EXERCISE REQUIREMENTS:
Please give each line of the material below as a JSON list of strings, one string per line, with blank lines left out.

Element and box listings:

**********

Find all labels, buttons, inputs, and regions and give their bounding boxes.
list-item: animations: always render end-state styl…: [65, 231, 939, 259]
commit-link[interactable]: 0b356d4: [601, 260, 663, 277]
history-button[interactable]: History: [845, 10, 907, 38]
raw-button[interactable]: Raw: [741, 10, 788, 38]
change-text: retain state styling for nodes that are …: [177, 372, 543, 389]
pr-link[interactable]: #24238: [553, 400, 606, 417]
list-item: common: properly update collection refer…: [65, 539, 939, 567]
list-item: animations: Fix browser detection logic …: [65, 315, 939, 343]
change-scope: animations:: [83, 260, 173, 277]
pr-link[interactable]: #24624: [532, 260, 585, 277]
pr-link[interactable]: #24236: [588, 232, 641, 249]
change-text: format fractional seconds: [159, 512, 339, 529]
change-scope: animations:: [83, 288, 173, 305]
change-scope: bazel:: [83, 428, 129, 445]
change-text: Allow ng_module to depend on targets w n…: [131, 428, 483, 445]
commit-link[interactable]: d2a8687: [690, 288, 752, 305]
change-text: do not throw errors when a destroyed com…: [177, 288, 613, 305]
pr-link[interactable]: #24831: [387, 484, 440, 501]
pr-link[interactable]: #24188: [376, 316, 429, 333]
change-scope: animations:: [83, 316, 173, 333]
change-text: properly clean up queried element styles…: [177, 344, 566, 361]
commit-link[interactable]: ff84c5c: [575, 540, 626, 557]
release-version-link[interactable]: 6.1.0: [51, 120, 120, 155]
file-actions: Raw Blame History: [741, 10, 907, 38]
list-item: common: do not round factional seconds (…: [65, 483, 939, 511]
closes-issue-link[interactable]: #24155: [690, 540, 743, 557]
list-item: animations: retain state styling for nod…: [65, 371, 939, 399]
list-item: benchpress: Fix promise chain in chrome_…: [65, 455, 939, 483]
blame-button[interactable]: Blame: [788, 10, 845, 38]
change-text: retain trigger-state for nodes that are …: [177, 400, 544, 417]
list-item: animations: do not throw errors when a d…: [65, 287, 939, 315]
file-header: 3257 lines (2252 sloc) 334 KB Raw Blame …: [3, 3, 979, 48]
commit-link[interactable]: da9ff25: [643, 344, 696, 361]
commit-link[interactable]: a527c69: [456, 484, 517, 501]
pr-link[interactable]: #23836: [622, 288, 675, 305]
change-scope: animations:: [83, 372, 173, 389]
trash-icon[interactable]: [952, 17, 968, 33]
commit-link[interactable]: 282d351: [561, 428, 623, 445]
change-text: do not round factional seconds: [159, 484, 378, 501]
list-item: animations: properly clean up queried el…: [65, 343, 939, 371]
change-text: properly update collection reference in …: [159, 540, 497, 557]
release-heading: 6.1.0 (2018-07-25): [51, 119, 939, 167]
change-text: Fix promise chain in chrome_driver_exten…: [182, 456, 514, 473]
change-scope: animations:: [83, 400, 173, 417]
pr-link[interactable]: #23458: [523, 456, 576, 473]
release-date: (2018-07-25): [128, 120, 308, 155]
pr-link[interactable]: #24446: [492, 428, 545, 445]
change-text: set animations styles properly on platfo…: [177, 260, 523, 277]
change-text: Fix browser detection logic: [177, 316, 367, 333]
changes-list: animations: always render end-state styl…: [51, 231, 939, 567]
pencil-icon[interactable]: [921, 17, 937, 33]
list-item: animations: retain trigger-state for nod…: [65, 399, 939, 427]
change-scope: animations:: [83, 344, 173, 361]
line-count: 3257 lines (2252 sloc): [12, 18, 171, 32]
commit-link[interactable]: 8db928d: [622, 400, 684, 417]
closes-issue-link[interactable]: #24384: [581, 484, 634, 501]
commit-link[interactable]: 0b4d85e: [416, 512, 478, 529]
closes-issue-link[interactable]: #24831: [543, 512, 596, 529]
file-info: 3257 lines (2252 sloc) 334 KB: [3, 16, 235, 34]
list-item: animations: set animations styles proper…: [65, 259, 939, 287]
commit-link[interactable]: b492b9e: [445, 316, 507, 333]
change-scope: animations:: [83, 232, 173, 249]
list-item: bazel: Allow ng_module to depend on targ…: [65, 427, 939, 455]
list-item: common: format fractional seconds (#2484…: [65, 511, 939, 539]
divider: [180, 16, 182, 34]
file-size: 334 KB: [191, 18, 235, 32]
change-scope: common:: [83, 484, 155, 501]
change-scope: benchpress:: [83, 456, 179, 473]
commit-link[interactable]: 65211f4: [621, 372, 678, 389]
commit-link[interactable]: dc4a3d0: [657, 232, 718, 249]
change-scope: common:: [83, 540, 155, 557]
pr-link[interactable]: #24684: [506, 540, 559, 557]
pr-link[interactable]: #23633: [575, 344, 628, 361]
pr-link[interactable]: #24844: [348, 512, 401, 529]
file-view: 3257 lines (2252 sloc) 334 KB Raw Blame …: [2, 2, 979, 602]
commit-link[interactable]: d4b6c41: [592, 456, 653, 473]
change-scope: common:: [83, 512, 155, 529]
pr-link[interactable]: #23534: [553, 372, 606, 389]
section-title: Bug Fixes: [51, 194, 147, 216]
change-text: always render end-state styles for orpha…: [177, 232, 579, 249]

**********

THE COMPLETED TASK:
[
  "Find all labels, buttons, inputs, and regions and give their bounding boxes.",
  "list-item: animations: always render end-state styl…: [65, 231, 939, 259]",
  "commit-link[interactable]: 0b356d4: [601, 260, 663, 277]",
  "history-button[interactable]: History: [845, 10, 907, 38]",
  "raw-button[interactable]: Raw: [741, 10, 788, 38]",
  "change-text: retain state styling for nodes that are …: [177, 372, 543, 389]",
  "pr-link[interactable]: #24238: [553, 400, 606, 417]",
  "list-item: common: properly update collection refer…: [65, 539, 939, 567]",
  "list-item: animations: Fix browser detection logic …: [65, 315, 939, 343]",
  "change-scope: animations:: [83, 260, 173, 277]",
  "pr-link[interactable]: #24624: [532, 260, 585, 277]",
  "pr-link[interactable]: #24236: [588, 232, 641, 249]",
  "change-text: format fractional seconds: [159, 512, 339, 529]",
  "change-scope: animations:: [83, 288, 173, 305]",
  "change-scope: bazel:: [83, 428, 129, 445]",
  "change-text: Allow ng_module to depend on targets w n…: [131, 428, 483, 445]",
  "commit-link[interactable]: d2a8687: [690, 288, 752, 305]",
  "change-text: do not throw errors when a destroyed com…: [177, 288, 613, 305]",
  "pr-link[interactable]: #24831: [387, 484, 440, 501]",
  "pr-link[interactable]: #24188: [376, 316, 429, 333]",
  "change-scope: animations:: [83, 316, 173, 333]",
  "change-text: properly clean up queried element styles…: [177, 344, 566, 361]",
  "commit-link[interactable]: ff84c5c: [575, 540, 626, 557]",
  "release-version-link[interactable]: 6.1.0: [51, 120, 120, 155]",
  "file-actions: Raw Blame History: [741, 10, 907, 38]",
  "list-item: common: do not round factional seconds (…: [65, 483, 939, 511]",
  "closes-issue-link[interactable]: #24155: [690, 540, 743, 557]",
  "list-item: animations: retain state styling for nod…: [65, 371, 939, 399]",
  "list-item: benchpress: Fix promise chain in chrome_…: [65, 455, 939, 483]",
  "blame-button[interactable]: Blame: [788, 10, 845, 38]",
  "change-text: retain trigger-state for nodes that are …: [177, 400, 544, 417]",
  "list-item: animations: do not throw errors when a d…: [65, 287, 939, 315]",
  "file-header: 3257 lines (2252 sloc) 334 KB Raw Blame …: [3, 3, 979, 48]",
  "commit-link[interactable]: da9ff25: [643, 344, 696, 361]",
  "commit-link[interactable]: a527c69: [456, 484, 517, 501]",
  "pr-link[interactable]: #23836: [622, 288, 675, 305]",
  "change-scope: animations:: [83, 372, 173, 389]",
  "trash-icon[interactable]: [952, 17, 968, 33]",
  "commit-link[interactable]: 282d351: [561, 428, 623, 445]",
  "change-text: do not round factional seconds: [159, 484, 378, 501]",
  "list-item: animations: properly clean up queried el…: [65, 343, 939, 371]",
  "change-text: properly update collection reference in …: [159, 540, 497, 557]",
  "release-heading: 6.1.0 (2018-07-25): [51, 119, 939, 167]",
  "change-text: Fix promise chain in chrome_driver_exten…: [182, 456, 514, 473]",
  "change-scope: animations:: [83, 400, 173, 417]",
  "pr-link[interactable]: #23458: [523, 456, 576, 473]",
  "release-date: (2018-07-25): [128, 120, 308, 155]",
  "pr-link[interactable]: #24446: [492, 428, 545, 445]",
  "change-text: set animations styles properly on platfo…: [177, 260, 523, 277]",
  "change-text: Fix browser detection logic: [177, 316, 367, 333]",
  "changes-list: animations: always render end-state styl…: [51, 231, 939, 567]",
  "pencil-icon[interactable]: [921, 17, 937, 33]",
  "list-item: animations: retain trigger-state for nod…: [65, 399, 939, 427]",
  "change-scope: animations:: [83, 344, 173, 361]",
  "line-count: 3257 lines (2252 sloc): [12, 18, 171, 32]",
  "commit-link[interactable]: 8db928d: [622, 400, 684, 417]",
  "closes-issue-link[interactable]: #24384: [581, 484, 634, 501]",
  "commit-link[interactable]: 0b4d85e: [416, 512, 478, 529]",
  "closes-issue-link[interactable]: #24831: [543, 512, 596, 529]",
  "file-info: 3257 lines (2252 sloc) 334 KB: [3, 16, 235, 34]",
  "list-item: animations: set animations styles proper…: [65, 259, 939, 287]",
  "commit-link[interactable]: b492b9e: [445, 316, 507, 333]",
  "change-scope: animations:: [83, 232, 173, 249]",
  "list-item: bazel: Allow ng_module to depend on targ…: [65, 427, 939, 455]",
  "list-item: common: format fractional seconds (#2484…: [65, 511, 939, 539]",
  "divider: [180, 16, 182, 34]",
  "file-size: 334 KB: [191, 18, 235, 32]",
  "change-scope: common:: [83, 484, 155, 501]",
  "change-scope: benchpress:: [83, 456, 179, 473]",
  "commit-link[interactable]: 65211f4: [621, 372, 678, 389]",
  "commit-link[interactable]: dc4a3d0: [657, 232, 718, 249]",
  "change-scope: common:: [83, 540, 155, 557]",
  "pr-link[interactable]: #24684: [506, 540, 559, 557]",
  "pr-link[interactable]: #23633: [575, 344, 628, 361]",
  "pr-link[interactable]: #24844: [348, 512, 401, 529]",
  "file-view: 3257 lines (2252 sloc) 334 KB Raw Blame …: [2, 2, 979, 602]",
  "commit-link[interactable]: d4b6c41: [592, 456, 653, 473]",
  "change-scope: common:: [83, 512, 155, 529]",
  "pr-link[interactable]: #23534: [553, 372, 606, 389]",
  "section-title: Bug Fixes: [51, 194, 147, 216]",
  "change-text: always render end-state styles for orpha…: [177, 232, 579, 249]"
]